THE REQUEST: Copy all entries without alteration and skip the pictures they hold.

• • • •

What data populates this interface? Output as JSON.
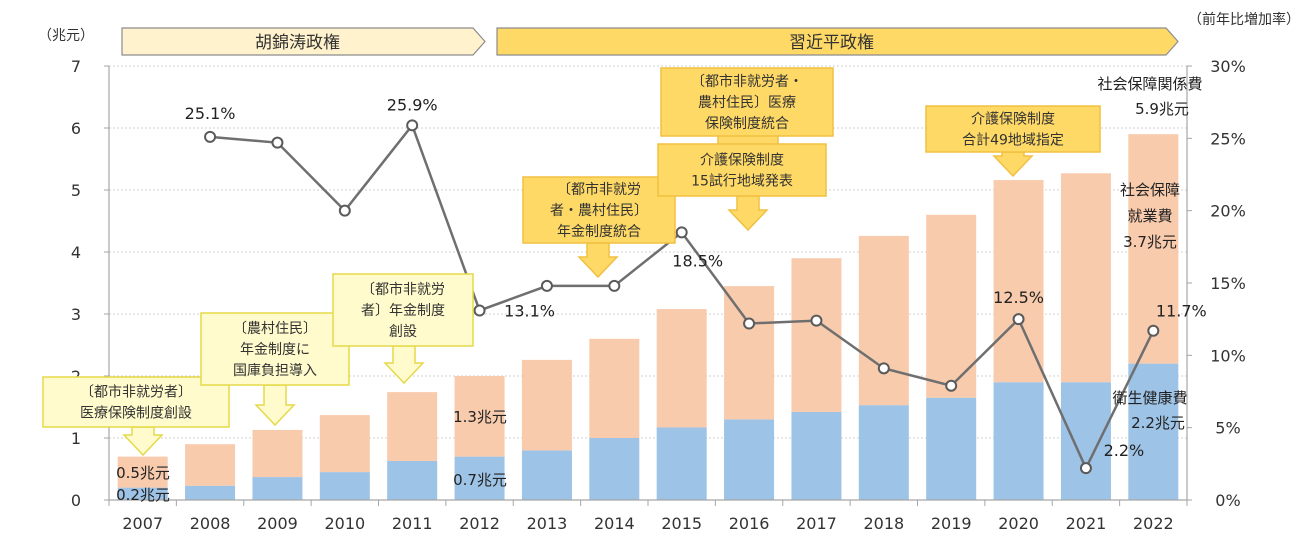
{
  "chart_data": {
    "type": "bar",
    "stacked": true,
    "secondary_type": "line",
    "title": "",
    "categories": [
      "2007",
      "2008",
      "2009",
      "2010",
      "2011",
      "2012",
      "2013",
      "2014",
      "2015",
      "2016",
      "2017",
      "2018",
      "2019",
      "2020",
      "2021",
      "2022"
    ],
    "series": [
      {
        "name": "衛生健康費",
        "axis": "left",
        "color": "#9dc3e6",
        "values": [
          0.2,
          0.23,
          0.37,
          0.45,
          0.63,
          0.7,
          0.8,
          1.0,
          1.17,
          1.3,
          1.42,
          1.53,
          1.65,
          1.9,
          1.9,
          2.2
        ]
      },
      {
        "name": "社会保障就業費",
        "axis": "left",
        "color": "#f8cbad",
        "values": [
          0.5,
          0.67,
          0.76,
          0.92,
          1.11,
          1.3,
          1.46,
          1.6,
          1.91,
          2.15,
          2.48,
          2.73,
          2.95,
          3.26,
          3.37,
          3.7
        ]
      },
      {
        "name": "前年比増加率",
        "axis": "right",
        "type": "line",
        "color": "#6f6f6f",
        "values": [
          null,
          25.1,
          24.7,
          20.0,
          25.9,
          13.1,
          14.8,
          14.8,
          18.5,
          12.2,
          12.4,
          9.1,
          7.9,
          12.5,
          2.2,
          11.7
        ]
      }
    ],
    "left_axis": {
      "label": "（兆元）",
      "ylim": [
        0,
        7
      ],
      "ticks": [
        "0",
        "1",
        "2",
        "3",
        "4",
        "5",
        "6",
        "7"
      ]
    },
    "right_axis": {
      "label": "（前年比増加率）",
      "ylim": [
        0,
        30
      ],
      "ticks": [
        "0%",
        "5%",
        "10%",
        "15%",
        "20%",
        "25%",
        "30%"
      ]
    },
    "grid": true,
    "line_labels": [
      {
        "index": 1,
        "text": "25.1%"
      },
      {
        "index": 4,
        "text": "25.9%"
      },
      {
        "index": 5,
        "text": "13.1%"
      },
      {
        "index": 8,
        "text": "18.5%"
      },
      {
        "index": 13,
        "text": "12.5%"
      },
      {
        "index": 14,
        "text": "2.2%"
      },
      {
        "index": 15,
        "text": "11.7%"
      }
    ],
    "bar_labels": [
      {
        "index": 0,
        "text": "0.5兆元"
      },
      {
        "index": 0,
        "text": "0.2兆元"
      },
      {
        "index": 5,
        "text": "1.3兆元"
      },
      {
        "index": 5,
        "text": "0.7兆元"
      }
    ],
    "side_annotations": {
      "total": [
        "社会保障関係費",
        "5.9兆元"
      ],
      "social": [
        "社会保障",
        "就業費",
        "3.7兆元"
      ],
      "health": [
        "衛生健康費",
        "2.2兆元"
      ]
    },
    "eras": [
      {
        "name": "胡錦涛政権",
        "from": "2007",
        "to": "2012",
        "color": "#fff2cc"
      },
      {
        "name": "習近平政権",
        "from": "2012",
        "to": "2022",
        "color": "#ffd966"
      }
    ],
    "callouts": [
      {
        "target": "2007",
        "lines": [
          "〔都市非就労者〕",
          "医療保険制度創設"
        ]
      },
      {
        "target": "2009",
        "lines": [
          "〔農村住民〕",
          "年金制度に",
          "国庫負担導入"
        ]
      },
      {
        "target": "2011",
        "lines": [
          "〔都市非就労",
          "者〕年金制度",
          "創設"
        ]
      },
      {
        "target": "2014",
        "lines": [
          "〔都市非就労",
          "者・農村住民〕",
          "年金制度統合"
        ]
      },
      {
        "target": "2016",
        "lines": [
          "〔都市非就労者・",
          "農村住民〕医療",
          "保険制度統合"
        ]
      },
      {
        "target": "2016",
        "lines": [
          "介護保険制度",
          "15試行地域発表"
        ]
      },
      {
        "target": "2020",
        "lines": [
          "介護保険制度",
          "合計49地域指定"
        ]
      }
    ]
  }
}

• • • •

COMPLETED EXERCISE:
What data populates this interface? Output as JSON.
{
  "chart_data": {
    "type": "bar",
    "stacked": true,
    "secondary_type": "line",
    "title": "",
    "categories": [
      "2007",
      "2008",
      "2009",
      "2010",
      "2011",
      "2012",
      "2013",
      "2014",
      "2015",
      "2016",
      "2017",
      "2018",
      "2019",
      "2020",
      "2021",
      "2022"
    ],
    "series": [
      {
        "name": "衛生健康費",
        "axis": "left",
        "color": "#9dc3e6",
        "values": [
          0.2,
          0.23,
          0.37,
          0.45,
          0.63,
          0.7,
          0.8,
          1.0,
          1.17,
          1.3,
          1.42,
          1.53,
          1.65,
          1.9,
          1.9,
          2.2
        ]
      },
      {
        "name": "社会保障就業費",
        "axis": "left",
        "color": "#f8cbad",
        "values": [
          0.5,
          0.67,
          0.76,
          0.92,
          1.11,
          1.3,
          1.46,
          1.6,
          1.91,
          2.15,
          2.48,
          2.73,
          2.95,
          3.26,
          3.37,
          3.7
        ]
      },
      {
        "name": "前年比増加率",
        "axis": "right",
        "type": "line",
        "color": "#6f6f6f",
        "values": [
          null,
          25.1,
          24.7,
          20.0,
          25.9,
          13.1,
          14.8,
          14.8,
          18.5,
          12.2,
          12.4,
          9.1,
          7.9,
          12.5,
          2.2,
          11.7
        ]
      }
    ],
    "left_axis": {
      "label": "（兆元）",
      "ylim": [
        0,
        7
      ],
      "ticks": [
        "0",
        "1",
        "2",
        "3",
        "4",
        "5",
        "6",
        "7"
      ]
    },
    "right_axis": {
      "label": "（前年比増加率）",
      "ylim": [
        0,
        30
      ],
      "ticks": [
        "0%",
        "5%",
        "10%",
        "15%",
        "20%",
        "25%",
        "30%"
      ]
    },
    "grid": true,
    "line_labels": [
      {
        "index": 1,
        "text": "25.1%"
      },
      {
        "index": 4,
        "text": "25.9%"
      },
      {
        "index": 5,
        "text": "13.1%"
      },
      {
        "index": 8,
        "text": "18.5%"
      },
      {
        "index": 13,
        "text": "12.5%"
      },
      {
        "index": 14,
        "text": "2.2%"
      },
      {
        "index": 15,
        "text": "11.7%"
      }
    ],
    "bar_labels": [
      {
        "index": 0,
        "text": "0.5兆元"
      },
      {
        "index": 0,
        "text": "0.2兆元"
      },
      {
        "index": 5,
        "text": "1.3兆元"
      },
      {
        "index": 5,
        "text": "0.7兆元"
      }
    ],
    "side_annotations": {
      "total": [
        "社会保障関係費",
        "5.9兆元"
      ],
      "social": [
        "社会保障",
        "就業費",
        "3.7兆元"
      ],
      "health": [
        "衛生健康費",
        "2.2兆元"
      ]
    },
    "eras": [
      {
        "name": "胡錦涛政権",
        "from": "2007",
        "to": "2012",
        "color": "#fff2cc"
      },
      {
        "name": "習近平政権",
        "from": "2012",
        "to": "2022",
        "color": "#ffd966"
      }
    ],
    "callouts": [
      {
        "target": "2007",
        "lines": [
          "〔都市非就労者〕",
          "医療保険制度創設"
        ]
      },
      {
        "target": "2009",
        "lines": [
          "〔農村住民〕",
          "年金制度に",
          "国庫負担導入"
        ]
      },
      {
        "target": "2011",
        "lines": [
          "〔都市非就労",
          "者〕年金制度",
          "創設"
        ]
      },
      {
        "target": "2014",
        "lines": [
          "〔都市非就労",
          "者・農村住民〕",
          "年金制度統合"
        ]
      },
      {
        "target": "2016",
        "lines": [
          "〔都市非就労者・",
          "農村住民〕医療",
          "保険制度統合"
        ]
      },
      {
        "target": "2016",
        "lines": [
          "介護保険制度",
          "15試行地域発表"
        ]
      },
      {
        "target": "2020",
        "lines": [
          "介護保険制度",
          "合計49地域指定"
        ]
      }
    ]
  }
}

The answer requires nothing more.